Dataset rows:

-- Start --

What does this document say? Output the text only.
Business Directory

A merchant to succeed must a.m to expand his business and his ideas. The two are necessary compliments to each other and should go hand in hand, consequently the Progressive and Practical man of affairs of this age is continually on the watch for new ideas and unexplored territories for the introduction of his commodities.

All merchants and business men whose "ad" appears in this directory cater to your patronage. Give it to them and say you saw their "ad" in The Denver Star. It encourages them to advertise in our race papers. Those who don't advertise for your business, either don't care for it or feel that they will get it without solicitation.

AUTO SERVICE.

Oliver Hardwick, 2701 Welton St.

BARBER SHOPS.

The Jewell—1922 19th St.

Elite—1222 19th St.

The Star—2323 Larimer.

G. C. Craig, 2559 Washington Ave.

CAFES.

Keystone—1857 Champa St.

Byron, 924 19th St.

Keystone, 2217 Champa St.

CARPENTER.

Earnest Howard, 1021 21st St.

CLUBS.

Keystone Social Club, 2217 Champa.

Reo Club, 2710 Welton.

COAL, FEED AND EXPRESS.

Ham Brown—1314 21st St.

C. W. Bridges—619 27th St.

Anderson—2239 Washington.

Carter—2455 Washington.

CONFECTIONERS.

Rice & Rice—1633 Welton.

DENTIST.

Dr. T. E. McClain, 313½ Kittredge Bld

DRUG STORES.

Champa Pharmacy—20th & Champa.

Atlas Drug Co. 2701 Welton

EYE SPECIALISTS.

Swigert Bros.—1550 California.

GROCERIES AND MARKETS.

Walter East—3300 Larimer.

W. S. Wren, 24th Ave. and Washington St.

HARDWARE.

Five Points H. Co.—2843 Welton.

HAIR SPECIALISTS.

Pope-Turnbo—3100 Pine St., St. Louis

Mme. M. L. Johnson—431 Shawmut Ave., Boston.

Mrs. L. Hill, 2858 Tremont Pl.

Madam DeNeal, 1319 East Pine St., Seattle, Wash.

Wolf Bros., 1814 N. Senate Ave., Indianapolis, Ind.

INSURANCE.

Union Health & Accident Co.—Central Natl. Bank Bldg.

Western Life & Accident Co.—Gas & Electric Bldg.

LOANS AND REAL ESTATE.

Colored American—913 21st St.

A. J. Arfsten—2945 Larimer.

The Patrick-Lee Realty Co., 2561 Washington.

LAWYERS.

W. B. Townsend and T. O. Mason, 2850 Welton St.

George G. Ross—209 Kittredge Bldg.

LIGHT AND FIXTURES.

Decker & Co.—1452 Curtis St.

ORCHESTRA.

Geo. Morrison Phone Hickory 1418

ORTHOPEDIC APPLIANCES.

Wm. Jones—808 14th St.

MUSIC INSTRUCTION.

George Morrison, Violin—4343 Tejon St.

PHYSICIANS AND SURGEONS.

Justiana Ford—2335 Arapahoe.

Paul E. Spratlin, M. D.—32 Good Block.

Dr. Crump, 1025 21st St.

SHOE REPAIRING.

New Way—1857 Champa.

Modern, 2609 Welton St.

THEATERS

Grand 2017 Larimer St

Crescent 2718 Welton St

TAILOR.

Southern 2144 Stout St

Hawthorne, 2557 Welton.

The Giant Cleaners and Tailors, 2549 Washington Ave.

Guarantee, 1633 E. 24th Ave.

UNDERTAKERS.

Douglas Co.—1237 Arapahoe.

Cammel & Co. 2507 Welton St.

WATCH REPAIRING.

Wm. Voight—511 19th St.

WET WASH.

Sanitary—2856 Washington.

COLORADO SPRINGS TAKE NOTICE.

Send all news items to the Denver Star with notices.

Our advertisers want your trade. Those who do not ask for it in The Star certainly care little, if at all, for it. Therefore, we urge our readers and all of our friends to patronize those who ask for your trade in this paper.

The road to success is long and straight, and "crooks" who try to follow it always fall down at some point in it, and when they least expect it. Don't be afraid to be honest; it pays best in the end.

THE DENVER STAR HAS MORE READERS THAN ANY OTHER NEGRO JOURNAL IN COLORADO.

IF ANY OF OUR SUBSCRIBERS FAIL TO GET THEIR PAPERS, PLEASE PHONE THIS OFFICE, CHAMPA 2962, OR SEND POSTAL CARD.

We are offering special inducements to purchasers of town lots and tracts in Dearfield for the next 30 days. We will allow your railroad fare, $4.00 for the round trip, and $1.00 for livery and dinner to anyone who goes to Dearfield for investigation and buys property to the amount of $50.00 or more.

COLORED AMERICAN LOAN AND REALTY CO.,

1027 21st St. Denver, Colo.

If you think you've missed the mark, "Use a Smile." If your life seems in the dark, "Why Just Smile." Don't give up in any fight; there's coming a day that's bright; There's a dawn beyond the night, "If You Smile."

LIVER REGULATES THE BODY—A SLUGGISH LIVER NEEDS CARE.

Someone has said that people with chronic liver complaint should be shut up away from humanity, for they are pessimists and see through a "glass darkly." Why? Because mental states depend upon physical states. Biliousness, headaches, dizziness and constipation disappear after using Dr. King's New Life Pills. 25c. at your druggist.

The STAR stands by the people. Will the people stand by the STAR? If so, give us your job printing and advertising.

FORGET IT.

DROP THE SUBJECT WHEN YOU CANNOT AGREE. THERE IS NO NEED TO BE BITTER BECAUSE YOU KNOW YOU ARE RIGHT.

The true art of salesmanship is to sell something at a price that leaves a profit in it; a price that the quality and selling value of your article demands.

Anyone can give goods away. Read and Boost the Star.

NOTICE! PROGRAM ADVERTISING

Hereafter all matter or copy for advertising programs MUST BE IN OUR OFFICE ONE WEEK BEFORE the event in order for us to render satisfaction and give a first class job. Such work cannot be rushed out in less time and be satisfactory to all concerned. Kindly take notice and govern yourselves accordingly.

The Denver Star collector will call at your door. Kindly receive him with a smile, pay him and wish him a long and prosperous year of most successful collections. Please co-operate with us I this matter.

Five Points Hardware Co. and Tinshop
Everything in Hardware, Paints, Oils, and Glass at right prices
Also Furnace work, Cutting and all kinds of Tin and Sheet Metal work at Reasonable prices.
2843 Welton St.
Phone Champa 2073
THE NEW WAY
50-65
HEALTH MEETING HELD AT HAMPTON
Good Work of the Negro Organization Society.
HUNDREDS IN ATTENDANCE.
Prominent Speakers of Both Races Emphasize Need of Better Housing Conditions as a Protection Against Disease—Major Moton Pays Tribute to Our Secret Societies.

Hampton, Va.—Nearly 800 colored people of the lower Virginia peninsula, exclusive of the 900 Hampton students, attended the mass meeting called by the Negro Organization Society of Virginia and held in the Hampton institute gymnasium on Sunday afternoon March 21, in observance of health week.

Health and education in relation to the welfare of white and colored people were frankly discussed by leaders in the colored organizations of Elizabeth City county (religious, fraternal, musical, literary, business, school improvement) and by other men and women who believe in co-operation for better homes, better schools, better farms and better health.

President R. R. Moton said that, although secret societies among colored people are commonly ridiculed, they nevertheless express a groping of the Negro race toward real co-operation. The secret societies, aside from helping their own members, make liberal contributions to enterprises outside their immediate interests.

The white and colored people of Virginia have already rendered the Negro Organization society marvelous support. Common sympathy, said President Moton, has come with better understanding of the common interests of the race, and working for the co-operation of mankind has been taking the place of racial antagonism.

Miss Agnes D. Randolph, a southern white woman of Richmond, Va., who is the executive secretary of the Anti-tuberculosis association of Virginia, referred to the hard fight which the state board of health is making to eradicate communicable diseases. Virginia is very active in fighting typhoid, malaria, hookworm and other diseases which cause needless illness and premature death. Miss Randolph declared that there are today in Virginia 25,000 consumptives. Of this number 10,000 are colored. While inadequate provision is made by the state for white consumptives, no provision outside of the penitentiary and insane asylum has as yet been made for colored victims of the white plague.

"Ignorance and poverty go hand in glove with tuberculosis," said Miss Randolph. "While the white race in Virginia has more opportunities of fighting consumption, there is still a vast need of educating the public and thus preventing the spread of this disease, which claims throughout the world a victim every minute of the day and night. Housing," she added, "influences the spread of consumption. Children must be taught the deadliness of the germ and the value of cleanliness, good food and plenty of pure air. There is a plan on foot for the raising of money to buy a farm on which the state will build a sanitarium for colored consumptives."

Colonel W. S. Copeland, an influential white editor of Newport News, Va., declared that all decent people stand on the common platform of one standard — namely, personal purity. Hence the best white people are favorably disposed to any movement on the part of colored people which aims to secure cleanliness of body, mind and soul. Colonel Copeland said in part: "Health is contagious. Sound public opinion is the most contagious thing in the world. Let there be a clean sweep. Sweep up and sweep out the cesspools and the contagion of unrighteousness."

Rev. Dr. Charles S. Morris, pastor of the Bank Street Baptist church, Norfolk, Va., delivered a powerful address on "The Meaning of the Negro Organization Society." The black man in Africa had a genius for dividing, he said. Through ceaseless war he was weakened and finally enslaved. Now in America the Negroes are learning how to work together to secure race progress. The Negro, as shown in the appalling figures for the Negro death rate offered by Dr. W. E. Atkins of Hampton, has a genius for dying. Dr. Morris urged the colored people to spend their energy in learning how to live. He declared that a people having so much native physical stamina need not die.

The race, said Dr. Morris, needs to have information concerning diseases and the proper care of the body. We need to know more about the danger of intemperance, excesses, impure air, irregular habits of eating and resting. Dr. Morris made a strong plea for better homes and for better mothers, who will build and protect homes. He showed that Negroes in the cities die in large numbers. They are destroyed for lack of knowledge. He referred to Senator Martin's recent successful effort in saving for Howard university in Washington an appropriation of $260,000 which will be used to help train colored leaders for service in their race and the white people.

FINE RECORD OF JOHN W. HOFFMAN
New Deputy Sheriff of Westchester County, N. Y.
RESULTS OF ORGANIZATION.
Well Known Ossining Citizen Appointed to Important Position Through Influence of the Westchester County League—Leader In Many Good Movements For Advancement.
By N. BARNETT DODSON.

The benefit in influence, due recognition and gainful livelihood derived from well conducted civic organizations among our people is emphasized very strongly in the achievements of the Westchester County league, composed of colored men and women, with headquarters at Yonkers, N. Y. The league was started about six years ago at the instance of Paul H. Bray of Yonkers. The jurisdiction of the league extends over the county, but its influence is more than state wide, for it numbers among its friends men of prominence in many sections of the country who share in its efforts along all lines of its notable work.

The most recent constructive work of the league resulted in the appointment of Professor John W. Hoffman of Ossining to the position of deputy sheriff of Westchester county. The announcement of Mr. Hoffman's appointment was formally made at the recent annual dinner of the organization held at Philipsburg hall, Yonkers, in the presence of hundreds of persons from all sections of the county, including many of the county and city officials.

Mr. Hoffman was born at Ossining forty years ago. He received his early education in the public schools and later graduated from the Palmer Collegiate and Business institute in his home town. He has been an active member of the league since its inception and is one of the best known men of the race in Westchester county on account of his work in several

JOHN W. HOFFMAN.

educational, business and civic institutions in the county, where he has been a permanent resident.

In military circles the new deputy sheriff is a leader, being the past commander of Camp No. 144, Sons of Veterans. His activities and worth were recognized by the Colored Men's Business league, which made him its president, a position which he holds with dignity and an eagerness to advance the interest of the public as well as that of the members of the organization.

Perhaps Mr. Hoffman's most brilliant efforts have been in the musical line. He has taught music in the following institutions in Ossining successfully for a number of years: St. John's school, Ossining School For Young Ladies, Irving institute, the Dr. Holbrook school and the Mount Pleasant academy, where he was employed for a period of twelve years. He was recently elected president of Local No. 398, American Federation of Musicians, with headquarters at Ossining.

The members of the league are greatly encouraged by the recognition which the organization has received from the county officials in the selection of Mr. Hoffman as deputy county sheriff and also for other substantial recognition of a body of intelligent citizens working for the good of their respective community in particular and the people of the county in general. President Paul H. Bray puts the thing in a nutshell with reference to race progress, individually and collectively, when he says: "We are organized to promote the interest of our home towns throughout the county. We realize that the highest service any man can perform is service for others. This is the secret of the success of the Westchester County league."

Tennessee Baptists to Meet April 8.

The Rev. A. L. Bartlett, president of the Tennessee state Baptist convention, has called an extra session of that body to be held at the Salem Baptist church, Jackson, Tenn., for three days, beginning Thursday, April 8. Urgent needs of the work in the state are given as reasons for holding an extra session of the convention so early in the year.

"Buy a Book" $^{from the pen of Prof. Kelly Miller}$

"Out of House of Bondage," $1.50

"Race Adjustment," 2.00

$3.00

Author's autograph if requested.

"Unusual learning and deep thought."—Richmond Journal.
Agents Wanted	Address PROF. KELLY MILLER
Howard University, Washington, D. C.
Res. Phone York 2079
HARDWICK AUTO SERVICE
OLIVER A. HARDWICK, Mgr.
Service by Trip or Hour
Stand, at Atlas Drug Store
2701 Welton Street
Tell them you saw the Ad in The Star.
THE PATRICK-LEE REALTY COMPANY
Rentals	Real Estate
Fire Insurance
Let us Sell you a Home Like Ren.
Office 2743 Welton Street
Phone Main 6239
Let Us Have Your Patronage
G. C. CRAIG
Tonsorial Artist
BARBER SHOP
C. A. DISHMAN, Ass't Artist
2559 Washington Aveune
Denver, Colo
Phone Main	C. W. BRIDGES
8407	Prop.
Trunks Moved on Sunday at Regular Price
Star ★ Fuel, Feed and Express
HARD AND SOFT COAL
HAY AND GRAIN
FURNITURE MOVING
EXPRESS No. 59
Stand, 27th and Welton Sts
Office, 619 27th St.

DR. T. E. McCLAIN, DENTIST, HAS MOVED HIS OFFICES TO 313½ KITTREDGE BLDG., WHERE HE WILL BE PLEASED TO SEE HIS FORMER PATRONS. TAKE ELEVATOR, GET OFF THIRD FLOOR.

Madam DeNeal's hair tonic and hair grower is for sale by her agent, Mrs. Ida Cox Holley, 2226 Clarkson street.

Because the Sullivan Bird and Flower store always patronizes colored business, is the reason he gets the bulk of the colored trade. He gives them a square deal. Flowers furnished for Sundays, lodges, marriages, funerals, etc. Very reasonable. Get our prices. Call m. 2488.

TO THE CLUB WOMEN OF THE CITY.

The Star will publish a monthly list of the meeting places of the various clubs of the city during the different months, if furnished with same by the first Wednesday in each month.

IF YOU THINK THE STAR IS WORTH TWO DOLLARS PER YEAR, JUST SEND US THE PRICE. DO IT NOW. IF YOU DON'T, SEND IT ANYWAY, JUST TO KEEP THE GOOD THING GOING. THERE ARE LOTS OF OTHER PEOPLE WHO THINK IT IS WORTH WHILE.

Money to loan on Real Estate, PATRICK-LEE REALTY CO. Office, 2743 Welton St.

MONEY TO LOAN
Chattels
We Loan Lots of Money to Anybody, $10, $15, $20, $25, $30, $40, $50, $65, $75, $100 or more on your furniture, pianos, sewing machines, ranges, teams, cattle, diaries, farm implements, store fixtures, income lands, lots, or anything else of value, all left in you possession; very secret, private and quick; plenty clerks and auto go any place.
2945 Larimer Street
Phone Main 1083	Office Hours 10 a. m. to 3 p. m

-- End --

Goal:
Look through the entries above. Extract each line with the word "Madam".

Exercise answer:
Madam DeNeal, 1319 East Pine St., Seattle, Wash.
Madam DeNeal's hair tonic and hair grower is for sale by her agent, Mrs. Ida Cox Holley, 2226 Clarkson street.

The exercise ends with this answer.